━━━━━ Rows ━━━━━
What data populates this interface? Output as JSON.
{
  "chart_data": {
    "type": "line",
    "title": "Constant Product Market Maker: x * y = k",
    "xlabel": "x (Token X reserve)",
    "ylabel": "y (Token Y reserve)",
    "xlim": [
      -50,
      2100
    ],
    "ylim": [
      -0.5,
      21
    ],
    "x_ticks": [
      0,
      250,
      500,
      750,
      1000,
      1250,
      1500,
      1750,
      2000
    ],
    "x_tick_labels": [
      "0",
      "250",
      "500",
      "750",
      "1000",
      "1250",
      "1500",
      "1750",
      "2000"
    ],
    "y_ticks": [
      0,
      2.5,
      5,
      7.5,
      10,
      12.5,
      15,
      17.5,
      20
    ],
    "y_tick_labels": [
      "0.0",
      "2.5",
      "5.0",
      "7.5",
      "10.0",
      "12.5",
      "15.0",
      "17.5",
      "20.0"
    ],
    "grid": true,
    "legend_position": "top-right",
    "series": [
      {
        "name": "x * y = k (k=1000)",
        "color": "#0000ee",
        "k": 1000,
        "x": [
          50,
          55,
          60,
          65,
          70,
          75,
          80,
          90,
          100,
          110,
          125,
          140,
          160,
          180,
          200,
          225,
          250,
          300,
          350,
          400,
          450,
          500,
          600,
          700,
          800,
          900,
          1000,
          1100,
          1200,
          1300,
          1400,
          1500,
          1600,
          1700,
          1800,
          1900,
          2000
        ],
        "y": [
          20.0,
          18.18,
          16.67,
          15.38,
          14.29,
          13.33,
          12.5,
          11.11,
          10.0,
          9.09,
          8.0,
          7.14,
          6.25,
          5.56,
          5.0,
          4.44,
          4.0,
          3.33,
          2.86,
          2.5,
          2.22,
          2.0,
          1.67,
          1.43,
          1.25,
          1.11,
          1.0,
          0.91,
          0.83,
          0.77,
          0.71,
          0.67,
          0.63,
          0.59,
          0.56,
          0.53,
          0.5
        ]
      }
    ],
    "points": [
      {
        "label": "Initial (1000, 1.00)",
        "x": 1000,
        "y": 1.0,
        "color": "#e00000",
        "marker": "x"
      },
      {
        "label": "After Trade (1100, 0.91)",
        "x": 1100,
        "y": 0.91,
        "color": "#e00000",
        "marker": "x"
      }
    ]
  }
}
━━━━━
━━━━━ Rows ━━━━━
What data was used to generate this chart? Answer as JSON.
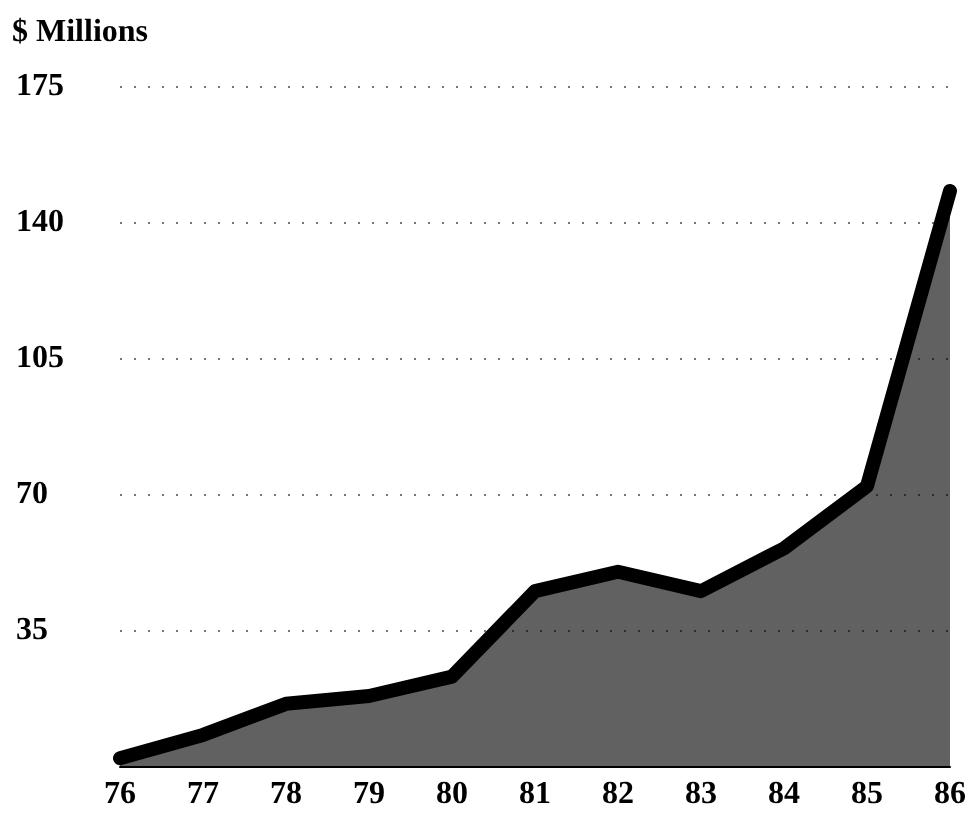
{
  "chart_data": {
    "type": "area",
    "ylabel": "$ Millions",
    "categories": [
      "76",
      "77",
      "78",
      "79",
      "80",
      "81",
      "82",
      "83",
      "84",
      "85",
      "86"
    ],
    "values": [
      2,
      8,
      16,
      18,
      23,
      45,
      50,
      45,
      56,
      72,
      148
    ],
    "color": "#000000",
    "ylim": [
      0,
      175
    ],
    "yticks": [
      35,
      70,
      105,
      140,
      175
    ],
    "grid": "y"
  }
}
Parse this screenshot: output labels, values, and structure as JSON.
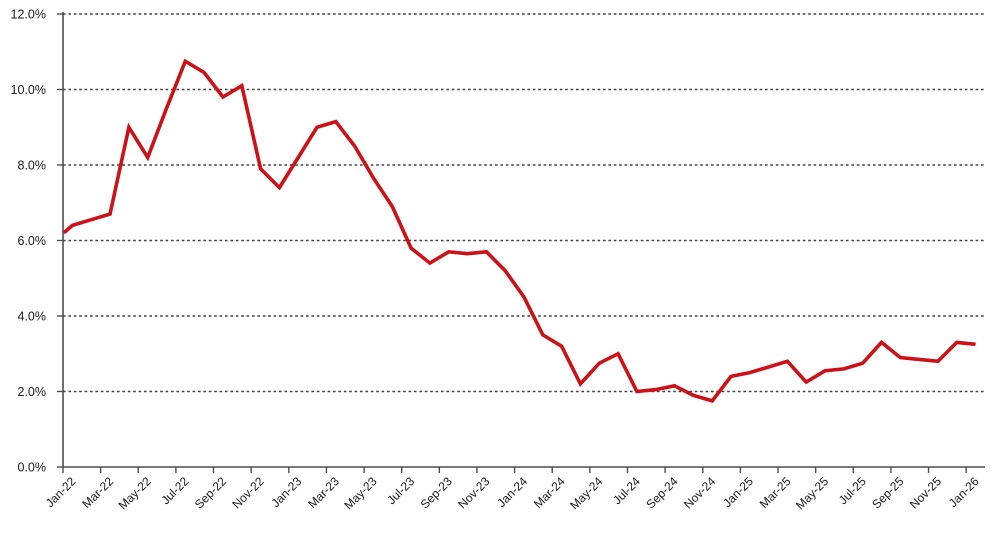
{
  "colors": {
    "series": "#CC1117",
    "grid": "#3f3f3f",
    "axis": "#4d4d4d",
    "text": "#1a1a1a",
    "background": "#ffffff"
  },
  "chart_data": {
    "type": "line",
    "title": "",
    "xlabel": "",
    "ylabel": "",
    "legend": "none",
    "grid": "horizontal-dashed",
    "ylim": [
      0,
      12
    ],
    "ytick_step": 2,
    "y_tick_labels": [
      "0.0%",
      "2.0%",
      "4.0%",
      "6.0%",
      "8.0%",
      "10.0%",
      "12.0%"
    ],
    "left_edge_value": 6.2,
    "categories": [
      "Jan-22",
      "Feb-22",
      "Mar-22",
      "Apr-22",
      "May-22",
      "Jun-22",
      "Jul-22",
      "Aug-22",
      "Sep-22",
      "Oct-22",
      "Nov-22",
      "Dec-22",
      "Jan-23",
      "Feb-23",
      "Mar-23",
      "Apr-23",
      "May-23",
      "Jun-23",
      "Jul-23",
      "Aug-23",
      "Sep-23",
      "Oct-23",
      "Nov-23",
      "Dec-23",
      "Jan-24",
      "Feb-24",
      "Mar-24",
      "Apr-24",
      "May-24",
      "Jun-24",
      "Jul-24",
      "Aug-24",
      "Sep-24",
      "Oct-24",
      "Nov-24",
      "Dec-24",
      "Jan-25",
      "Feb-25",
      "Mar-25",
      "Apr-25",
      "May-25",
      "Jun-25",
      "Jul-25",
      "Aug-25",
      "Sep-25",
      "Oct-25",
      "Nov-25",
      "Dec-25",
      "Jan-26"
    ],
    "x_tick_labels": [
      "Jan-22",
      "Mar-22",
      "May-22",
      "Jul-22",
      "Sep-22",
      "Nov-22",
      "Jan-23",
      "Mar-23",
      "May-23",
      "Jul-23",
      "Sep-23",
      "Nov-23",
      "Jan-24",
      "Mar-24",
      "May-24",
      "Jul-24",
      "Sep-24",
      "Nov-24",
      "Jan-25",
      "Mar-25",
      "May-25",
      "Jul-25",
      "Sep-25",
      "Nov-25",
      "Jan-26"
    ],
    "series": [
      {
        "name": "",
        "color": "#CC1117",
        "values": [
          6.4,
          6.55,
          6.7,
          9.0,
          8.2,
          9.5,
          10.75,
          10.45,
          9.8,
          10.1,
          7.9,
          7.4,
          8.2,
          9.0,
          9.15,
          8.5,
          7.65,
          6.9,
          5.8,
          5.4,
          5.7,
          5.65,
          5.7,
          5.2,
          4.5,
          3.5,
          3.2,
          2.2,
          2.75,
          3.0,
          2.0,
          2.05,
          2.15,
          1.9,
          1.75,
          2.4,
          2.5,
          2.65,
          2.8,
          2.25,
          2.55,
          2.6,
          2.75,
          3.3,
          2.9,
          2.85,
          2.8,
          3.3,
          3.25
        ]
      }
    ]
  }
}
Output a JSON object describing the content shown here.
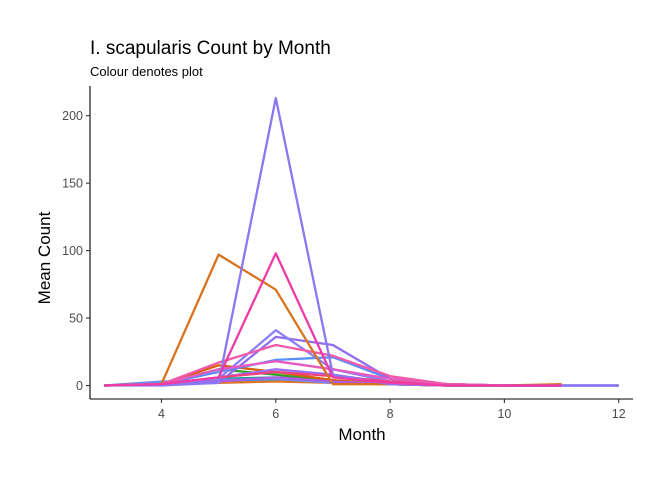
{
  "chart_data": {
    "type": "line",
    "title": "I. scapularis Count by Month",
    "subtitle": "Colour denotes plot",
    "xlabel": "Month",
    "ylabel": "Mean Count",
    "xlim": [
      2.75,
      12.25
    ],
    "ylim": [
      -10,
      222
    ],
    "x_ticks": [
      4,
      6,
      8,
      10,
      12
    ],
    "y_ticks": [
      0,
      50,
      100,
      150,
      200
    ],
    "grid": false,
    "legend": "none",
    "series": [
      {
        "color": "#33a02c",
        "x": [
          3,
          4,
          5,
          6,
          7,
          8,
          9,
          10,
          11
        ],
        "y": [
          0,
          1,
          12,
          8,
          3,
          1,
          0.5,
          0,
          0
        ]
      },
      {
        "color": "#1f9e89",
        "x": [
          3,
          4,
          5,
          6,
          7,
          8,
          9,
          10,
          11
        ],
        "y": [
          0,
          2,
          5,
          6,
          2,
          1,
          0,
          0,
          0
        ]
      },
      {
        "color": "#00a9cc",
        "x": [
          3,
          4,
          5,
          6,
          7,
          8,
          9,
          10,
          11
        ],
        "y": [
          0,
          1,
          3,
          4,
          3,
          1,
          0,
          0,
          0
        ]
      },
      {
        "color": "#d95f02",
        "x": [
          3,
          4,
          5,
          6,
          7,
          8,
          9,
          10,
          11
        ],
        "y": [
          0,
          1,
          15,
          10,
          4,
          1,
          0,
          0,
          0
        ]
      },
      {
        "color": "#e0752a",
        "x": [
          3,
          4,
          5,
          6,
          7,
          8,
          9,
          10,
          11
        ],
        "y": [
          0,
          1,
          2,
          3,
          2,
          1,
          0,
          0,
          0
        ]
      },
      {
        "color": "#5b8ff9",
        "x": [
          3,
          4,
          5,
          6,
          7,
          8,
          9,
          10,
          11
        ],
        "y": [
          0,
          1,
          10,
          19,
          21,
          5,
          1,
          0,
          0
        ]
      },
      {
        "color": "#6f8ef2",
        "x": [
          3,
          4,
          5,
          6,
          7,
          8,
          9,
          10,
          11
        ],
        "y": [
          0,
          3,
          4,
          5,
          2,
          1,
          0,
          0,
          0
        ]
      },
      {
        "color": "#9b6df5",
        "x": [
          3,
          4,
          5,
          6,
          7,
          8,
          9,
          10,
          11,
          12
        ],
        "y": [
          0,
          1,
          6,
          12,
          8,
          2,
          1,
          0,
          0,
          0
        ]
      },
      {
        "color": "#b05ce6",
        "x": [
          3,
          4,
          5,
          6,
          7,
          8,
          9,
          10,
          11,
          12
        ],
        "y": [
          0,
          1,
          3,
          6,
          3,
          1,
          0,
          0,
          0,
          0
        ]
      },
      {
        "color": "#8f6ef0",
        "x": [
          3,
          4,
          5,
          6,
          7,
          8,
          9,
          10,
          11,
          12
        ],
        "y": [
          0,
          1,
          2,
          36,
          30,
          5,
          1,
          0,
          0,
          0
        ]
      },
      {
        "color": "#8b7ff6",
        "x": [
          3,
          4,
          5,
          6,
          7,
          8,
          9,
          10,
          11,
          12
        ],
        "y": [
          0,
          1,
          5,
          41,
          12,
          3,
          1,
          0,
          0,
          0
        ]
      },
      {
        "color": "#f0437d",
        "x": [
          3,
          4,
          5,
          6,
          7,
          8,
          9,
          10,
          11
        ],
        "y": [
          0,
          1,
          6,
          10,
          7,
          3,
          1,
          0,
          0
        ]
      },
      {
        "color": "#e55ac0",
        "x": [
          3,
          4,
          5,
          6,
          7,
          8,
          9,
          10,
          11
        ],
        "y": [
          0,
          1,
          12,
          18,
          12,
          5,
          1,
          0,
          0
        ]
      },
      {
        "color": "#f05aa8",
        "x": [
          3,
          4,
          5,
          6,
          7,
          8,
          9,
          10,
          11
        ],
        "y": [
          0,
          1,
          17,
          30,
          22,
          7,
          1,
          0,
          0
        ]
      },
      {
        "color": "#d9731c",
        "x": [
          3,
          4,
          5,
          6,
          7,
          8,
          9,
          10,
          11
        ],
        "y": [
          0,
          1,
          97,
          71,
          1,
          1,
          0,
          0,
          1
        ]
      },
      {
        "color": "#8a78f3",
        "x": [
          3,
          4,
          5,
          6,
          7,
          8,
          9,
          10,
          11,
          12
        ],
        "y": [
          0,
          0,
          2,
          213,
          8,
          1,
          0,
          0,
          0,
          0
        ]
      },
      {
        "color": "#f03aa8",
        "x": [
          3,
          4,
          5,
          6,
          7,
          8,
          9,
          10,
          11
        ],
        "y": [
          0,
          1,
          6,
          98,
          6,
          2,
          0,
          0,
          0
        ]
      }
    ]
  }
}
━━━━━
━━━━━ Rows ━━━━━
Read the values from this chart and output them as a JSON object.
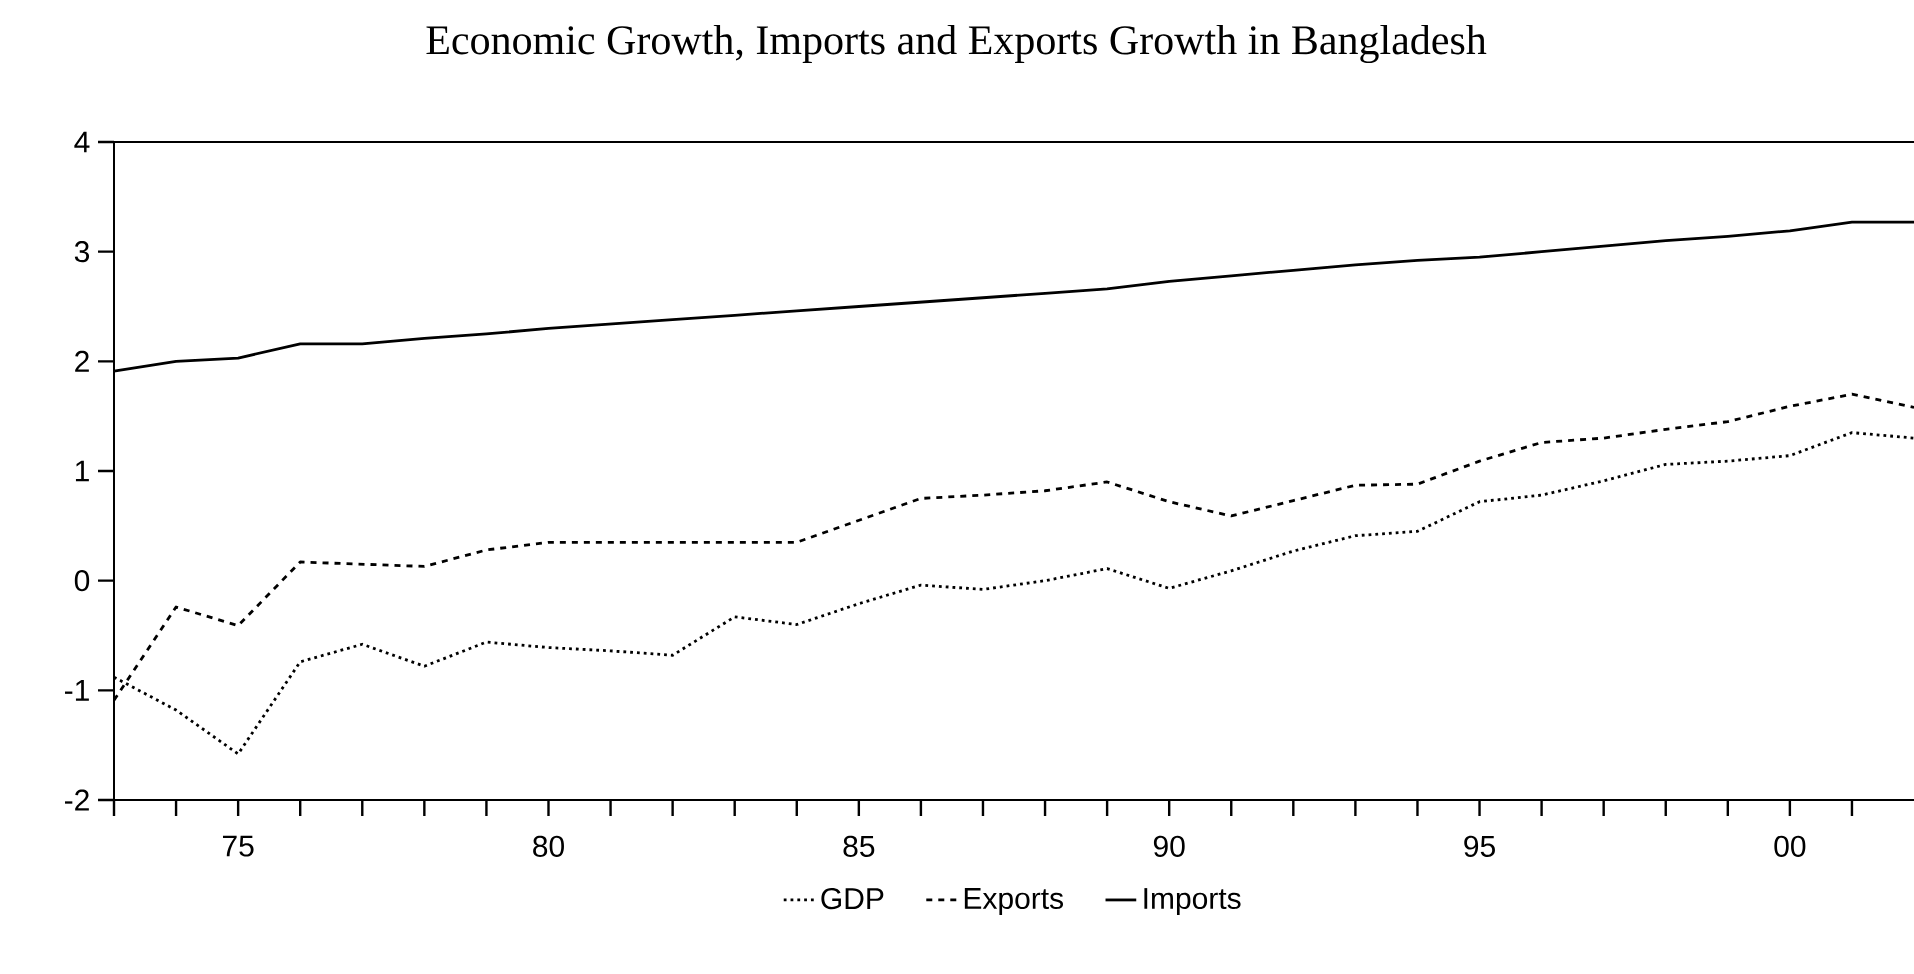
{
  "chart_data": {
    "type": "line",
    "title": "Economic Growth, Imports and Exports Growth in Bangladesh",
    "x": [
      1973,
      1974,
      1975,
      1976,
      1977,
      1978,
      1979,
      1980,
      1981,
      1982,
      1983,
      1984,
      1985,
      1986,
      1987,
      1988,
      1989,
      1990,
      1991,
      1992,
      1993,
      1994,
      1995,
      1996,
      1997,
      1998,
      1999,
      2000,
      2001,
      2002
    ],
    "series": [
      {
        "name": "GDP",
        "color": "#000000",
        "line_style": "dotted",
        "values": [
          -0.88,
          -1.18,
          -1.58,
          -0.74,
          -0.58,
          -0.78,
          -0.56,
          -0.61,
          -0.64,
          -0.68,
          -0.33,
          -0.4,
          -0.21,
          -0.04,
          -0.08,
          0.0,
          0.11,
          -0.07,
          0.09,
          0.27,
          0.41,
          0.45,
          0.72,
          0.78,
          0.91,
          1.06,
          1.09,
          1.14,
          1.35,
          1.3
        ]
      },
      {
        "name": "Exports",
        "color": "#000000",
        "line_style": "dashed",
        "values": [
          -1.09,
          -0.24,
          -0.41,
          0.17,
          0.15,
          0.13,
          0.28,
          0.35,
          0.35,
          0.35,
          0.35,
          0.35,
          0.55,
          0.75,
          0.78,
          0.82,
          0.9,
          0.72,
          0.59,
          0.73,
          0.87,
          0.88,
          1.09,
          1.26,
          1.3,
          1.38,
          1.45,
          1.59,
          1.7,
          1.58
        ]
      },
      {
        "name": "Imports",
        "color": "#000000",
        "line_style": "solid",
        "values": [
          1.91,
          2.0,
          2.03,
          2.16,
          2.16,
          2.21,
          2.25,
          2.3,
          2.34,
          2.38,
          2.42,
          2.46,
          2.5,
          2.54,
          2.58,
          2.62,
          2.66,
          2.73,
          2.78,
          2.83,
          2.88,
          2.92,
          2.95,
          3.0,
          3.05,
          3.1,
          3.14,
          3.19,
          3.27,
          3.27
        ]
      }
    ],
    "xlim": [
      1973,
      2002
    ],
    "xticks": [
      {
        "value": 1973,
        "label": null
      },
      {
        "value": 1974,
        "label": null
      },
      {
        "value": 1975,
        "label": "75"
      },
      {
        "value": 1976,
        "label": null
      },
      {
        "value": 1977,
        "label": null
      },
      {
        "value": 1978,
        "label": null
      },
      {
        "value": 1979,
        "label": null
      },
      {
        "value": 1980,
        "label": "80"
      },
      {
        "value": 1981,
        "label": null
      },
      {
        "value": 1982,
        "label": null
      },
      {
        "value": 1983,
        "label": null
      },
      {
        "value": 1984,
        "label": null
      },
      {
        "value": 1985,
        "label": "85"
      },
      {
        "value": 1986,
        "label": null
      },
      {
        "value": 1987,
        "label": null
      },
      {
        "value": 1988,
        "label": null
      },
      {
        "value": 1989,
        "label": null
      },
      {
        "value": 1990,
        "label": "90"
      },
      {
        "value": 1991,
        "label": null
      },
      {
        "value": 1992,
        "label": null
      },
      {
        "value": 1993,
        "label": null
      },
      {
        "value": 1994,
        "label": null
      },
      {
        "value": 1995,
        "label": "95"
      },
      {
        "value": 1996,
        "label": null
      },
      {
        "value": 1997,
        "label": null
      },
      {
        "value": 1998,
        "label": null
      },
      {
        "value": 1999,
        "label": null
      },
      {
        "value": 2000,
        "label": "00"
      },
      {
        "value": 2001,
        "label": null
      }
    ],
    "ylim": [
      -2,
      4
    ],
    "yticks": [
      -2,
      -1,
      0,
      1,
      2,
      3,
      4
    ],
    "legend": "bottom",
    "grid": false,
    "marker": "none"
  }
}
━━━━━
● **Short task**
Of the lines above, copy each that contains "this".

● **Written reply**
What data populates this interface? Output as JSON.
What data was used to generate this chart? Answer as JSON.
Parse this screenshot: output labels, values, and structure as JSON.
Read the values from this chart and output them as a JSON object.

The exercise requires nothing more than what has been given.